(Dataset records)
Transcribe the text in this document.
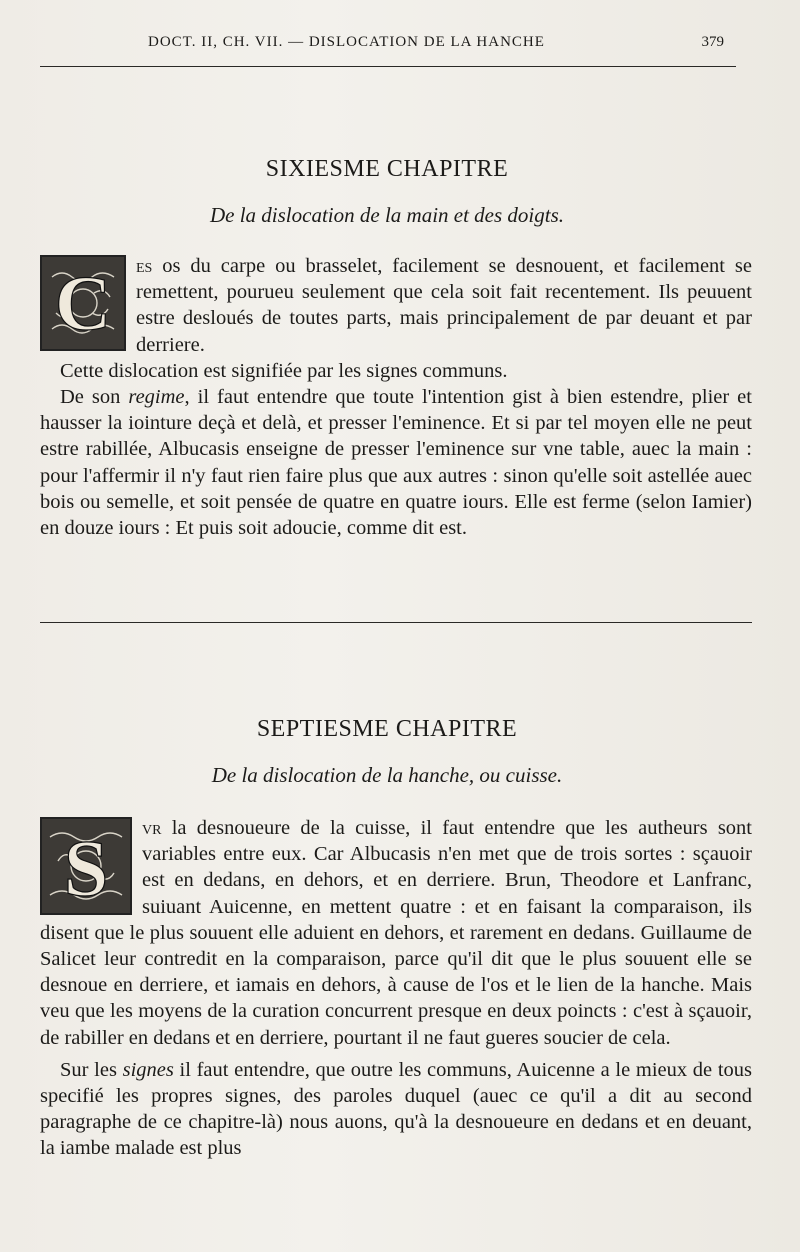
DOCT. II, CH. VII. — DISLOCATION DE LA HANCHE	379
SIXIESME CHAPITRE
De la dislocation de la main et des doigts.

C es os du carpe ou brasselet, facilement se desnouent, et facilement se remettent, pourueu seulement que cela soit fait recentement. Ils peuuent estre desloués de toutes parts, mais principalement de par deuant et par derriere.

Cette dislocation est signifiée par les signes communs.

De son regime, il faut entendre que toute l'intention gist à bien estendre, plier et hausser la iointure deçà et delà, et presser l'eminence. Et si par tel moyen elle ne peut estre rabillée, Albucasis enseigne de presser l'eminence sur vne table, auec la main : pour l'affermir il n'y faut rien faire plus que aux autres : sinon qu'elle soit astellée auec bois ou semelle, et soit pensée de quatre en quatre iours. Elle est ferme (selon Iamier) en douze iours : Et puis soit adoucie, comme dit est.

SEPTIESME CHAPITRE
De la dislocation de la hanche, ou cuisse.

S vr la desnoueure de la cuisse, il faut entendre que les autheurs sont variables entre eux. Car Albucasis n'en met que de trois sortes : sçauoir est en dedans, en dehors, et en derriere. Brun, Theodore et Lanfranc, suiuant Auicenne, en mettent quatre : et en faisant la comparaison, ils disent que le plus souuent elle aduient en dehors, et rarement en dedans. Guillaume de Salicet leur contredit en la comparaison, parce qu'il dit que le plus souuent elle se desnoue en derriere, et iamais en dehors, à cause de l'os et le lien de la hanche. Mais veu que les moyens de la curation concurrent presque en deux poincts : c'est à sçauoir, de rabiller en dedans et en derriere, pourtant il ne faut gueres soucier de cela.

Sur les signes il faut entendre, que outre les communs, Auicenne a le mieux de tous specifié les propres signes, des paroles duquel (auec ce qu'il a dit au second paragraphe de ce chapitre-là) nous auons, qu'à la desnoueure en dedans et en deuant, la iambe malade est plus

» STATED EXERCISE
Each entry must be retyped word for word, with every image omitted.

» THE RESPONSE
Transcribe the text in this document.
DOCT. II, CH. VII. — DISLOCATION DE LA HANCHE	379
SIXIESME CHAPITRE
De la dislocation de la main et des doigts.

C es os du carpe ou brasselet, facilement se desnouent, et facilement se remettent, pourueu seulement que cela soit fait recentement. Ils peuuent estre desloués de toutes parts, mais principalement de par deuant et par derriere.

Cette dislocation est signifiée par les signes communs.

De son regime, il faut entendre que toute l'intention gist à bien estendre, plier et hausser la iointure deçà et delà, et presser l'eminence. Et si par tel moyen elle ne peut estre rabillée, Albucasis enseigne de presser l'eminence sur vne table, auec la main : pour l'affermir il n'y faut rien faire plus que aux autres : sinon qu'elle soit astellée auec bois ou semelle, et soit pensée de quatre en quatre iours. Elle est ferme (selon Iamier) en douze iours : Et puis soit adoucie, comme dit est.

SEPTIESME CHAPITRE
De la dislocation de la hanche, ou cuisse.

S vr la desnoueure de la cuisse, il faut entendre que les autheurs sont variables entre eux. Car Albucasis n'en met que de trois sortes : sçauoir est en dedans, en dehors, et en derriere. Brun, Theodore et Lanfranc, suiuant Auicenne, en mettent quatre : et en faisant la comparaison, ils disent que le plus souuent elle aduient en dehors, et rarement en dedans. Guillaume de Salicet leur contredit en la comparaison, parce qu'il dit que le plus souuent elle se desnoue en derriere, et iamais en dehors, à cause de l'os et le lien de la hanche. Mais veu que les moyens de la curation concurrent presque en deux poincts : c'est à sçauoir, de rabiller en dedans et en derriere, pourtant il ne faut gueres soucier de cela.

Sur les signes il faut entendre, que outre les communs, Auicenne a le mieux de tous specifié les propres signes, des paroles duquel (auec ce qu'il a dit au second paragraphe de ce chapitre-là) nous auons, qu'à la desnoueure en dedans et en deuant, la iambe malade est plus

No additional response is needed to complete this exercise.